### DATASET RECORDS
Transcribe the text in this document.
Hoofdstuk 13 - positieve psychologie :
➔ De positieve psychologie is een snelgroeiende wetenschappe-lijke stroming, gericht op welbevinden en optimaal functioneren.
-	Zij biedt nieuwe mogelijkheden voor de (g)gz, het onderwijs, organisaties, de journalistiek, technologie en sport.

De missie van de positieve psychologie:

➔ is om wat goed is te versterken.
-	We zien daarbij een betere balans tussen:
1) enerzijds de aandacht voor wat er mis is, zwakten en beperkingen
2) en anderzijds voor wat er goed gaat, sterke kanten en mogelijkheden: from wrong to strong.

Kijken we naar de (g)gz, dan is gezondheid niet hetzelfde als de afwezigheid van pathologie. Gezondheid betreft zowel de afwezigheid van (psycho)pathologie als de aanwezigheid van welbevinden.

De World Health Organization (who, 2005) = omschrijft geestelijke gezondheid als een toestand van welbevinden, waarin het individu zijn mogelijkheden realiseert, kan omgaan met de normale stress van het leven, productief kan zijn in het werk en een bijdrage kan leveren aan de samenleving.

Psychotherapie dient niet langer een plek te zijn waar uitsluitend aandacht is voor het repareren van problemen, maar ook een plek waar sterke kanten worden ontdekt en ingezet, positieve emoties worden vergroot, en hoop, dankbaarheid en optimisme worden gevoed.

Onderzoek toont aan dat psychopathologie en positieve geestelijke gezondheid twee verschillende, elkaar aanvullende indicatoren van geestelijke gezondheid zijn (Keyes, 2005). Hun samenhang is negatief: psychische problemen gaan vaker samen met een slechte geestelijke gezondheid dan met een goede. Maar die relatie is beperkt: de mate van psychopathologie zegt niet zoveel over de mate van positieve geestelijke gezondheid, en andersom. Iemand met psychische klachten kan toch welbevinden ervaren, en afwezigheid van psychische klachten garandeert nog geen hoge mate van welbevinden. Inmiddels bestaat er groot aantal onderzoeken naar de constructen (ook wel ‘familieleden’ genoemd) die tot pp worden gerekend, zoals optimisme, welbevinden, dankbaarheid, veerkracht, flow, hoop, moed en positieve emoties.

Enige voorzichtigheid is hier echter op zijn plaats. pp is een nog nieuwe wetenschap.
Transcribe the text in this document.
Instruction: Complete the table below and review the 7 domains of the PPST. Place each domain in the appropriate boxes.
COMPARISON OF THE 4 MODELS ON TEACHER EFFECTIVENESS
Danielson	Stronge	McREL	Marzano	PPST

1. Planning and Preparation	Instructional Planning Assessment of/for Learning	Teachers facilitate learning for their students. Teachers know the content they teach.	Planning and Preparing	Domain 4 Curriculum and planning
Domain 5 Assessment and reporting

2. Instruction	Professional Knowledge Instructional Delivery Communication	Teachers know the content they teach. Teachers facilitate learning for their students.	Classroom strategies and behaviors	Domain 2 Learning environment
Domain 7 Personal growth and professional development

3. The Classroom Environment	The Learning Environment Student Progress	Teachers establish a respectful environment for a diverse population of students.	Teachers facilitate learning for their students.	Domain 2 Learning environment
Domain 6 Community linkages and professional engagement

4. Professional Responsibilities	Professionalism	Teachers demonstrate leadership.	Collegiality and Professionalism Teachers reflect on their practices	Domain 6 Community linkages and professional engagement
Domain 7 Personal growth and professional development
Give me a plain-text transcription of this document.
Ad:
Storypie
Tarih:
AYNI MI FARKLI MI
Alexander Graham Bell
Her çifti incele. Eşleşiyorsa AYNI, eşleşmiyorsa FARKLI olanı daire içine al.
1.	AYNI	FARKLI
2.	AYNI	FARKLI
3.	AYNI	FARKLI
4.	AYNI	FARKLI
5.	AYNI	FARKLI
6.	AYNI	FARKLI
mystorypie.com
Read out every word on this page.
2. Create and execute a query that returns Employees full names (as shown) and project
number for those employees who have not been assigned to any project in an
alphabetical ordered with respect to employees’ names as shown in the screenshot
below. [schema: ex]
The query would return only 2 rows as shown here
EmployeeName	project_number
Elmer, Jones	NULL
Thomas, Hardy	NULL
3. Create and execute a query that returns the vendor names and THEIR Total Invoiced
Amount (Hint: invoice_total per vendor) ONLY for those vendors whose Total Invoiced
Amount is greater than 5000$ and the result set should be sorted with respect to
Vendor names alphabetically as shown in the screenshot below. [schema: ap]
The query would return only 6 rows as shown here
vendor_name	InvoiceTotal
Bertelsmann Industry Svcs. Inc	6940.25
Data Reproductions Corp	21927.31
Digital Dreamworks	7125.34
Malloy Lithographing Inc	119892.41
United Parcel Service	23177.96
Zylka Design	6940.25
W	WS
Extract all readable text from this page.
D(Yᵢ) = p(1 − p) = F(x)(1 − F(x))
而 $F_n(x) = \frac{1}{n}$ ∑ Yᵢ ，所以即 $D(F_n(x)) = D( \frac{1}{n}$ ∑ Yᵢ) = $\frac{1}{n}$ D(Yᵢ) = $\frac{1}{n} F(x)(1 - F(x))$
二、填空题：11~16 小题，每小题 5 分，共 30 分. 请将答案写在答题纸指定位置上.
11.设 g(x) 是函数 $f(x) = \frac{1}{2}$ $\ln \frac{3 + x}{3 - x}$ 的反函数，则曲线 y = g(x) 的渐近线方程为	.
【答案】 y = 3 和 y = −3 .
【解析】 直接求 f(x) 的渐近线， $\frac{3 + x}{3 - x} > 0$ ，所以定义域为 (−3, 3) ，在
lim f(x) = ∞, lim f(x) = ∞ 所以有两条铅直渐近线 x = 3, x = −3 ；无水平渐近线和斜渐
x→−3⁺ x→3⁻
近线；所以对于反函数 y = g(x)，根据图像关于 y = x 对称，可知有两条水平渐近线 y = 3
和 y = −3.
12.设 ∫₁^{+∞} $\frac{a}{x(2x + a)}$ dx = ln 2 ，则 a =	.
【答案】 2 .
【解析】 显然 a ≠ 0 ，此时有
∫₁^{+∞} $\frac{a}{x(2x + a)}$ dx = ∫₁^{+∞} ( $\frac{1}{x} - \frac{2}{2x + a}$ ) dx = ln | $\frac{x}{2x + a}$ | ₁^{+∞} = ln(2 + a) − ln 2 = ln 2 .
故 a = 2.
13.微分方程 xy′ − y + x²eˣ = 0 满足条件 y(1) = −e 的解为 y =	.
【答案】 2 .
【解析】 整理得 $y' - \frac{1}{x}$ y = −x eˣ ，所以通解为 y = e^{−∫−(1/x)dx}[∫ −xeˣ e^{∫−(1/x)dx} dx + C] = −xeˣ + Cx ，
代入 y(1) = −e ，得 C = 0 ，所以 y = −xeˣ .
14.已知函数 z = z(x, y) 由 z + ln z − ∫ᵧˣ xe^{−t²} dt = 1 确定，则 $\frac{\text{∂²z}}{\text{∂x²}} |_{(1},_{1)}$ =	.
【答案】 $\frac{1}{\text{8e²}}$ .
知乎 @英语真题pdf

### DIRECTIONS
Write out the whole listing again, exactly as it stands.

### TASK SOLUTION
Transcribe the text in this document.
Hoofdstuk 13 - positieve psychologie :
➔ De positieve psychologie is een snelgroeiende wetenschappe-lijke stroming, gericht op welbevinden en optimaal functioneren.
-	Zij biedt nieuwe mogelijkheden voor de (g)gz, het onderwijs, organisaties, de journalistiek, technologie en sport.

De missie van de positieve psychologie:

➔ is om wat goed is te versterken.
-	We zien daarbij een betere balans tussen:
1) enerzijds de aandacht voor wat er mis is, zwakten en beperkingen
2) en anderzijds voor wat er goed gaat, sterke kanten en mogelijkheden: from wrong to strong.

Kijken we naar de (g)gz, dan is gezondheid niet hetzelfde als de afwezigheid van pathologie. Gezondheid betreft zowel de afwezigheid van (psycho)pathologie als de aanwezigheid van welbevinden.

De World Health Organization (who, 2005) = omschrijft geestelijke gezondheid als een toestand van welbevinden, waarin het individu zijn mogelijkheden realiseert, kan omgaan met de normale stress van het leven, productief kan zijn in het werk en een bijdrage kan leveren aan de samenleving.

Psychotherapie dient niet langer een plek te zijn waar uitsluitend aandacht is voor het repareren van problemen, maar ook een plek waar sterke kanten worden ontdekt en ingezet, positieve emoties worden vergroot, en hoop, dankbaarheid en optimisme worden gevoed.

Onderzoek toont aan dat psychopathologie en positieve geestelijke gezondheid twee verschillende, elkaar aanvullende indicatoren van geestelijke gezondheid zijn (Keyes, 2005). Hun samenhang is negatief: psychische problemen gaan vaker samen met een slechte geestelijke gezondheid dan met een goede. Maar die relatie is beperkt: de mate van psychopathologie zegt niet zoveel over de mate van positieve geestelijke gezondheid, en andersom. Iemand met psychische klachten kan toch welbevinden ervaren, en afwezigheid van psychische klachten garandeert nog geen hoge mate van welbevinden. Inmiddels bestaat er groot aantal onderzoeken naar de constructen (ook wel ‘familieleden’ genoemd) die tot pp worden gerekend, zoals optimisme, welbevinden, dankbaarheid, veerkracht, flow, hoop, moed en positieve emoties.

Enige voorzichtigheid is hier echter op zijn plaats. pp is een nog nieuwe wetenschap.
Transcribe the text in this document.
Instruction: Complete the table below and review the 7 domains of the PPST. Place each domain in the appropriate boxes.
COMPARISON OF THE 4 MODELS ON TEACHER EFFECTIVENESS
Danielson	Stronge	McREL	Marzano	PPST

1. Planning and Preparation	Instructional Planning Assessment of/for Learning	Teachers facilitate learning for their students. Teachers know the content they teach.	Planning and Preparing	Domain 4 Curriculum and planning
Domain 5 Assessment and reporting

2. Instruction	Professional Knowledge Instructional Delivery Communication	Teachers know the content they teach. Teachers facilitate learning for their students.	Classroom strategies and behaviors	Domain 2 Learning environment
Domain 7 Personal growth and professional development

3. The Classroom Environment	The Learning Environment Student Progress	Teachers establish a respectful environment for a diverse population of students.	Teachers facilitate learning for their students.	Domain 2 Learning environment
Domain 6 Community linkages and professional engagement

4. Professional Responsibilities	Professionalism	Teachers demonstrate leadership.	Collegiality and Professionalism Teachers reflect on their practices	Domain 6 Community linkages and professional engagement
Domain 7 Personal growth and professional development
Give me a plain-text transcription of this document.
Ad:
Storypie
Tarih:
AYNI MI FARKLI MI
Alexander Graham Bell
Her çifti incele. Eşleşiyorsa AYNI, eşleşmiyorsa FARKLI olanı daire içine al.
1.	AYNI	FARKLI
2.	AYNI	FARKLI
3.	AYNI	FARKLI
4.	AYNI	FARKLI
5.	AYNI	FARKLI
6.	AYNI	FARKLI
mystorypie.com
Read out every word on this page.
2. Create and execute a query that returns Employees full names (as shown) and project
number for those employees who have not been assigned to any project in an
alphabetical ordered with respect to employees’ names as shown in the screenshot
below. [schema: ex]
The query would return only 2 rows as shown here
EmployeeName	project_number
Elmer, Jones	NULL
Thomas, Hardy	NULL
3. Create and execute a query that returns the vendor names and THEIR Total Invoiced
Amount (Hint: invoice_total per vendor) ONLY for those vendors whose Total Invoiced
Amount is greater than 5000$ and the result set should be sorted with respect to
Vendor names alphabetically as shown in the screenshot below. [schema: ap]
The query would return only 6 rows as shown here
vendor_name	InvoiceTotal
Bertelsmann Industry Svcs. Inc	6940.25
Data Reproductions Corp	21927.31
Digital Dreamworks	7125.34
Malloy Lithographing Inc	119892.41
United Parcel Service	23177.96
Zylka Design	6940.25
W	WS
Extract all readable text from this page.
D(Yᵢ) = p(1 − p) = F(x)(1 − F(x))
而 $F_n(x) = \frac{1}{n}$ ∑ Yᵢ ，所以即 $D(F_n(x)) = D( \frac{1}{n}$ ∑ Yᵢ) = $\frac{1}{n}$ D(Yᵢ) = $\frac{1}{n} F(x)(1 - F(x))$
二、填空题：11~16 小题，每小题 5 分，共 30 分. 请将答案写在答题纸指定位置上.
11.设 g(x) 是函数 $f(x) = \frac{1}{2}$ $\ln \frac{3 + x}{3 - x}$ 的反函数，则曲线 y = g(x) 的渐近线方程为	.
【答案】 y = 3 和 y = −3 .
【解析】 直接求 f(x) 的渐近线， $\frac{3 + x}{3 - x} > 0$ ，所以定义域为 (−3, 3) ，在
lim f(x) = ∞, lim f(x) = ∞ 所以有两条铅直渐近线 x = 3, x = −3 ；无水平渐近线和斜渐
x→−3⁺ x→3⁻
近线；所以对于反函数 y = g(x)，根据图像关于 y = x 对称，可知有两条水平渐近线 y = 3
和 y = −3.
12.设 ∫₁^{+∞} $\frac{a}{x(2x + a)}$ dx = ln 2 ，则 a =	.
【答案】 2 .
【解析】 显然 a ≠ 0 ，此时有
∫₁^{+∞} $\frac{a}{x(2x + a)}$ dx = ∫₁^{+∞} ( $\frac{1}{x} - \frac{2}{2x + a}$ ) dx = ln | $\frac{x}{2x + a}$ | ₁^{+∞} = ln(2 + a) − ln 2 = ln 2 .
故 a = 2.
13.微分方程 xy′ − y + x²eˣ = 0 满足条件 y(1) = −e 的解为 y =	.
【答案】 2 .
【解析】 整理得 $y' - \frac{1}{x}$ y = −x eˣ ，所以通解为 y = e^{−∫−(1/x)dx}[∫ −xeˣ e^{∫−(1/x)dx} dx + C] = −xeˣ + Cx ，
代入 y(1) = −e ，得 C = 0 ，所以 y = −xeˣ .
14.已知函数 z = z(x, y) 由 z + ln z − ∫ᵧˣ xe^{−t²} dt = 1 确定，则 $\frac{\text{∂²z}}{\text{∂x²}} |_{(1},_{1)}$ =	.
【答案】 $\frac{1}{\text{8e²}}$ .
知乎 @英语真题pdf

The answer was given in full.